→ TO DO: Leaving out the pictures, transcribe all of the records faithfully.

→ Dataset entries on figures:
....................

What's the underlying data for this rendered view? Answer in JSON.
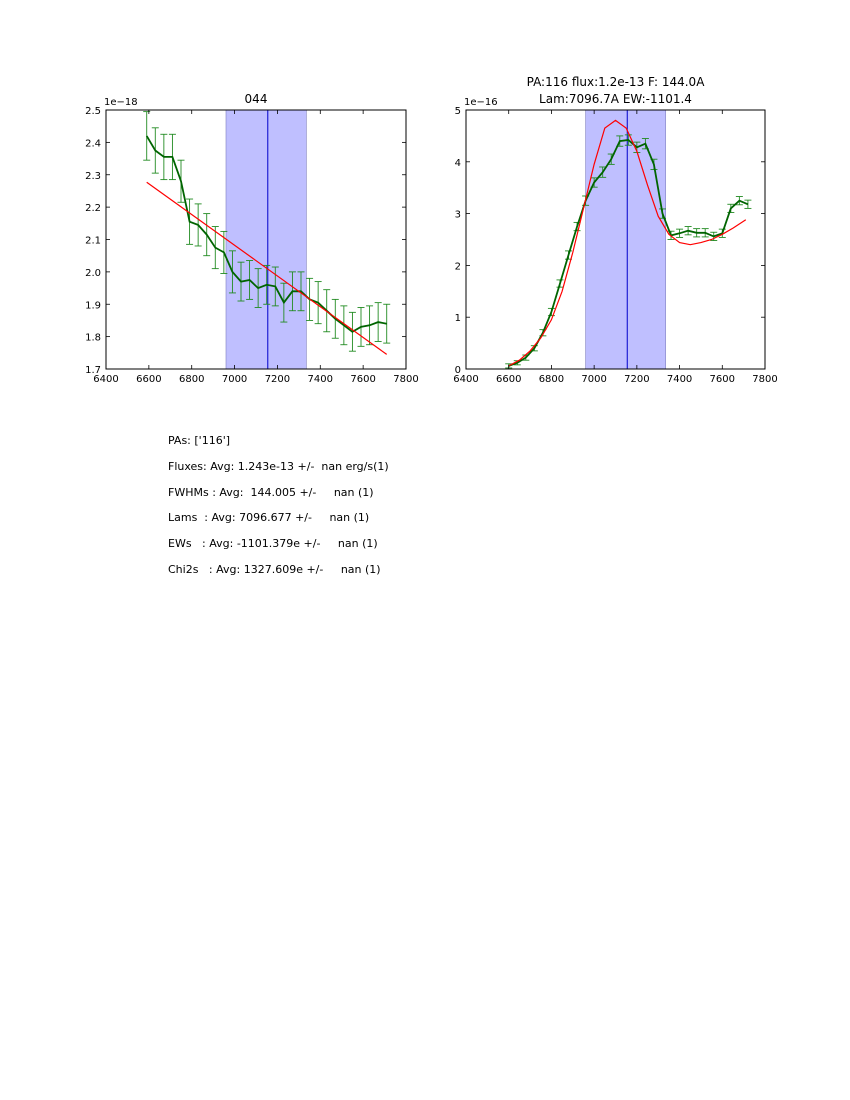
{
  "chart_data": [
    {
      "type": "line",
      "title": "044",
      "scale_label": "1e−18",
      "xlim": [
        6400,
        7800
      ],
      "ylim": [
        1.7,
        2.5
      ],
      "xticks": [
        6400,
        6600,
        6800,
        7000,
        7200,
        7400,
        7600,
        7800
      ],
      "xtick_labels": [
        "6400",
        "6600",
        "6800",
        "7000",
        "7200",
        "7400",
        "7600",
        "7800"
      ],
      "yticks": [
        1.7,
        1.8,
        1.9,
        2.0,
        2.1,
        2.2,
        2.3,
        2.4,
        2.5
      ],
      "ytick_labels": [
        "1.7",
        "1.8",
        "1.9",
        "2.0",
        "2.1",
        "2.2",
        "2.3",
        "2.4",
        "2.5"
      ],
      "shaded_region": [
        6960,
        7335
      ],
      "marker_line_x": 7155,
      "series": [
        {
          "name": "data",
          "color": "#006400",
          "x": [
            6590,
            6630,
            6670,
            6710,
            6750,
            6790,
            6830,
            6870,
            6910,
            6950,
            6990,
            7030,
            7070,
            7110,
            7150,
            7190,
            7230,
            7270,
            7310,
            7350,
            7390,
            7430,
            7470,
            7510,
            7550,
            7590,
            7630,
            7670,
            7710
          ],
          "y": [
            2.42,
            2.375,
            2.355,
            2.355,
            2.28,
            2.155,
            2.145,
            2.115,
            2.075,
            2.06,
            2.0,
            1.97,
            1.975,
            1.95,
            1.96,
            1.955,
            1.905,
            1.94,
            1.94,
            1.915,
            1.905,
            1.88,
            1.855,
            1.835,
            1.815,
            1.83,
            1.835,
            1.845,
            1.84
          ],
          "err": [
            0.075,
            0.07,
            0.07,
            0.07,
            0.065,
            0.07,
            0.065,
            0.065,
            0.065,
            0.065,
            0.065,
            0.06,
            0.06,
            0.06,
            0.06,
            0.06,
            0.06,
            0.06,
            0.06,
            0.065,
            0.065,
            0.065,
            0.06,
            0.06,
            0.06,
            0.06,
            0.06,
            0.06,
            0.06
          ]
        },
        {
          "name": "fit",
          "color": "#ff0000",
          "x": [
            6590,
            7710
          ],
          "y": [
            2.277,
            1.745
          ]
        }
      ]
    },
    {
      "type": "line",
      "title": "PA:116 flux:1.2e-13 F: 144.0A",
      "title_line2": "Lam:7096.7A EW:-1101.4",
      "scale_label": "1e−16",
      "xlim": [
        6400,
        7800
      ],
      "ylim": [
        0,
        5
      ],
      "xticks": [
        6400,
        6600,
        6800,
        7000,
        7200,
        7400,
        7600,
        7800
      ],
      "xtick_labels": [
        "6400",
        "6600",
        "6800",
        "7000",
        "7200",
        "7400",
        "7600",
        "7800"
      ],
      "yticks": [
        0,
        1,
        2,
        3,
        4,
        5
      ],
      "ytick_labels": [
        "0",
        "1",
        "2",
        "3",
        "4",
        "5"
      ],
      "shaded_region": [
        6960,
        7335
      ],
      "marker_line_x": 7155,
      "series": [
        {
          "name": "data",
          "color": "#006400",
          "x": [
            6600,
            6640,
            6680,
            6720,
            6760,
            6800,
            6840,
            6880,
            6920,
            6960,
            7000,
            7040,
            7080,
            7120,
            7160,
            7200,
            7240,
            7280,
            7320,
            7360,
            7400,
            7440,
            7480,
            7520,
            7560,
            7600,
            7640,
            7680,
            7720
          ],
          "y": [
            0.06,
            0.12,
            0.22,
            0.4,
            0.7,
            1.1,
            1.65,
            2.2,
            2.75,
            3.25,
            3.6,
            3.8,
            4.05,
            4.4,
            4.42,
            4.28,
            4.35,
            3.95,
            3.0,
            2.58,
            2.62,
            2.67,
            2.63,
            2.63,
            2.56,
            2.62,
            3.1,
            3.25,
            3.18
          ],
          "err": [
            0.04,
            0.04,
            0.05,
            0.05,
            0.06,
            0.07,
            0.07,
            0.08,
            0.08,
            0.09,
            0.09,
            0.1,
            0.1,
            0.1,
            0.1,
            0.1,
            0.1,
            0.1,
            0.09,
            0.08,
            0.08,
            0.08,
            0.08,
            0.08,
            0.08,
            0.08,
            0.08,
            0.08,
            0.08
          ]
        },
        {
          "name": "fit",
          "color": "#ff0000",
          "x": [
            6600,
            6650,
            6700,
            6750,
            6800,
            6850,
            6900,
            6950,
            7000,
            7050,
            7100,
            7150,
            7200,
            7250,
            7300,
            7350,
            7400,
            7450,
            7500,
            7550,
            7600,
            7650,
            7710
          ],
          "y": [
            0.06,
            0.17,
            0.35,
            0.6,
            0.95,
            1.5,
            2.25,
            3.1,
            3.95,
            4.65,
            4.8,
            4.65,
            4.2,
            3.55,
            2.95,
            2.6,
            2.44,
            2.4,
            2.44,
            2.5,
            2.6,
            2.72,
            2.88
          ]
        }
      ]
    }
  ],
  "stats": {
    "pas": "PAs: ['116']",
    "fluxes": "Fluxes: Avg: 1.243e-13 +/-  nan erg/s(1)",
    "fwhms": "FWHMs : Avg:  144.005 +/-     nan (1)",
    "lams": "Lams  : Avg: 7096.677 +/-     nan (1)",
    "ews": "EWs   : Avg: -1101.379e +/-     nan (1)",
    "chi2s": "Chi2s   : Avg: 1327.609e +/-     nan (1)"
  },
  "colors": {
    "data": "#006400",
    "fit": "#ff0000",
    "shade": "#bfbfff",
    "marker": "#0000cc"
  }
}
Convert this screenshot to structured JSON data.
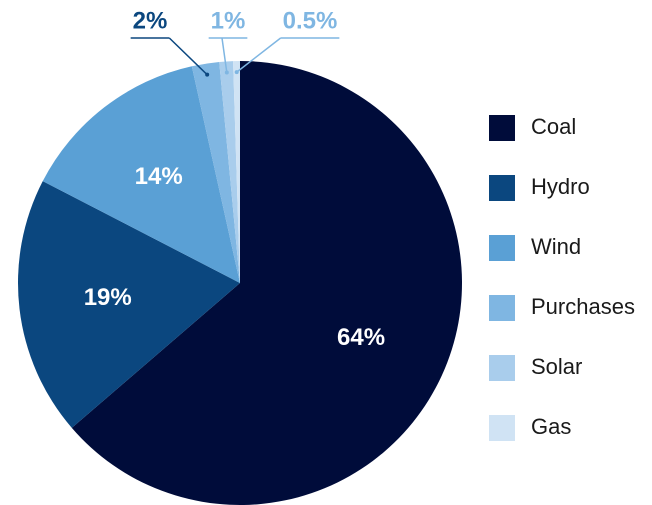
{
  "chart_data": {
    "type": "pie",
    "categories": [
      "Coal",
      "Hydro",
      "Wind",
      "Purchases",
      "Solar",
      "Gas"
    ],
    "values": [
      64,
      19,
      14,
      2,
      1,
      0.5
    ],
    "value_labels": [
      "64%",
      "19%",
      "14%",
      "2%",
      "1%",
      "0.5%"
    ],
    "colors": [
      "#000c3a",
      "#0b477f",
      "#5aa0d5",
      "#7fb6e2",
      "#a9cdec",
      "#d0e3f4"
    ],
    "legend": "right"
  }
}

....................

→ RESULT FOR THIS TASK:
What's the underlying data for this rendered view? Answer in JSON.
{
  "chart_data": [
    {
      "type": "line",
      "title": "044",
      "scale_label": "1e−18",
      "xlim": [
        6400,
        7800
      ],
      "ylim": [
        1.7,
        2.5
      ],
      "xticks": [
        6400,
        6600,
        6800,
        7000,
        7200,
        7400,
        7600,
        7800
      ],
      "xtick_labels": [
        "6400",
        "6600",
        "6800",
        "7000",
        "7200",
        "7400",
        "7600",
        "7800"
      ],
      "yticks": [
        1.7,
        1.8,
        1.9,
        2.0,
        2.1,
        2.2,
        2.3,
        2.4,
        2.5
      ],
      "ytick_labels": [
        "1.7",
        "1.8",
        "1.9",
        "2.0",
        "2.1",
        "2.2",
        "2.3",
        "2.4",
        "2.5"
      ],
      "shaded_region": [
        6960,
        7335
      ],
      "marker_line_x": 7155,
      "series": [
        {
          "name": "data",
          "color": "#006400",
          "x": [
            6590,
            6630,
            6670,
            6710,
            6750,
            6790,
            6830,
            6870,
            6910,
            6950,
            6990,
            7030,
            7070,
            7110,
            7150,
            7190,
            7230,
            7270,
            7310,
            7350,
            7390,
            7430,
            7470,
            7510,
            7550,
            7590,
            7630,
            7670,
            7710
          ],
          "y": [
            2.42,
            2.375,
            2.355,
            2.355,
            2.28,
            2.155,
            2.145,
            2.115,
            2.075,
            2.06,
            2.0,
            1.97,
            1.975,
            1.95,
            1.96,
            1.955,
            1.905,
            1.94,
            1.94,
            1.915,
            1.905,
            1.88,
            1.855,
            1.835,
            1.815,
            1.83,
            1.835,
            1.845,
            1.84
          ],
          "err": [
            0.075,
            0.07,
            0.07,
            0.07,
            0.065,
            0.07,
            0.065,
            0.065,
            0.065,
            0.065,
            0.065,
            0.06,
            0.06,
            0.06,
            0.06,
            0.06,
            0.06,
            0.06,
            0.06,
            0.065,
            0.065,
            0.065,
            0.06,
            0.06,
            0.06,
            0.06,
            0.06,
            0.06,
            0.06
          ]
        },
        {
          "name": "fit",
          "color": "#ff0000",
          "x": [
            6590,
            7710
          ],
          "y": [
            2.277,
            1.745
          ]
        }
      ]
    },
    {
      "type": "line",
      "title": "PA:116 flux:1.2e-13 F: 144.0A",
      "title_line2": "Lam:7096.7A EW:-1101.4",
      "scale_label": "1e−16",
      "xlim": [
        6400,
        7800
      ],
      "ylim": [
        0,
        5
      ],
      "xticks": [
        6400,
        6600,
        6800,
        7000,
        7200,
        7400,
        7600,
        7800
      ],
      "xtick_labels": [
        "6400",
        "6600",
        "6800",
        "7000",
        "7200",
        "7400",
        "7600",
        "7800"
      ],
      "yticks": [
        0,
        1,
        2,
        3,
        4,
        5
      ],
      "ytick_labels": [
        "0",
        "1",
        "2",
        "3",
        "4",
        "5"
      ],
      "shaded_region": [
        6960,
        7335
      ],
      "marker_line_x": 7155,
      "series": [
        {
          "name": "data",
          "color": "#006400",
          "x": [
            6600,
            6640,
            6680,
            6720,
            6760,
            6800,
            6840,
            6880,
            6920,
            6960,
            7000,
            7040,
            7080,
            7120,
            7160,
            7200,
            7240,
            7280,
            7320,
            7360,
            7400,
            7440,
            7480,
            7520,
            7560,
            7600,
            7640,
            7680,
            7720
          ],
          "y": [
            0.06,
            0.12,
            0.22,
            0.4,
            0.7,
            1.1,
            1.65,
            2.2,
            2.75,
            3.25,
            3.6,
            3.8,
            4.05,
            4.4,
            4.42,
            4.28,
            4.35,
            3.95,
            3.0,
            2.58,
            2.62,
            2.67,
            2.63,
            2.63,
            2.56,
            2.62,
            3.1,
            3.25,
            3.18
          ],
          "err": [
            0.04,
            0.04,
            0.05,
            0.05,
            0.06,
            0.07,
            0.07,
            0.08,
            0.08,
            0.09,
            0.09,
            0.1,
            0.1,
            0.1,
            0.1,
            0.1,
            0.1,
            0.1,
            0.09,
            0.08,
            0.08,
            0.08,
            0.08,
            0.08,
            0.08,
            0.08,
            0.08,
            0.08,
            0.08
          ]
        },
        {
          "name": "fit",
          "color": "#ff0000",
          "x": [
            6600,
            6650,
            6700,
            6750,
            6800,
            6850,
            6900,
            6950,
            7000,
            7050,
            7100,
            7150,
            7200,
            7250,
            7300,
            7350,
            7400,
            7450,
            7500,
            7550,
            7600,
            7650,
            7710
          ],
          "y": [
            0.06,
            0.17,
            0.35,
            0.6,
            0.95,
            1.5,
            2.25,
            3.1,
            3.95,
            4.65,
            4.8,
            4.65,
            4.2,
            3.55,
            2.95,
            2.6,
            2.44,
            2.4,
            2.44,
            2.5,
            2.6,
            2.72,
            2.88
          ]
        }
      ]
    }
  ],
  "stats": {
    "pas": "PAs: ['116']",
    "fluxes": "Fluxes: Avg: 1.243e-13 +/-  nan erg/s(1)",
    "fwhms": "FWHMs : Avg:  144.005 +/-     nan (1)",
    "lams": "Lams  : Avg: 7096.677 +/-     nan (1)",
    "ews": "EWs   : Avg: -1101.379e +/-     nan (1)",
    "chi2s": "Chi2s   : Avg: 1327.609e +/-     nan (1)"
  },
  "colors": {
    "data": "#006400",
    "fit": "#ff0000",
    "shade": "#bfbfff",
    "marker": "#0000cc"
  }
}
Convert this screenshot to structured JSON data.
{
  "chart_data": {
    "type": "pie",
    "categories": [
      "Coal",
      "Hydro",
      "Wind",
      "Purchases",
      "Solar",
      "Gas"
    ],
    "values": [
      64,
      19,
      14,
      2,
      1,
      0.5
    ],
    "value_labels": [
      "64%",
      "19%",
      "14%",
      "2%",
      "1%",
      "0.5%"
    ],
    "colors": [
      "#000c3a",
      "#0b477f",
      "#5aa0d5",
      "#7fb6e2",
      "#a9cdec",
      "#d0e3f4"
    ],
    "legend": "right"
  }
}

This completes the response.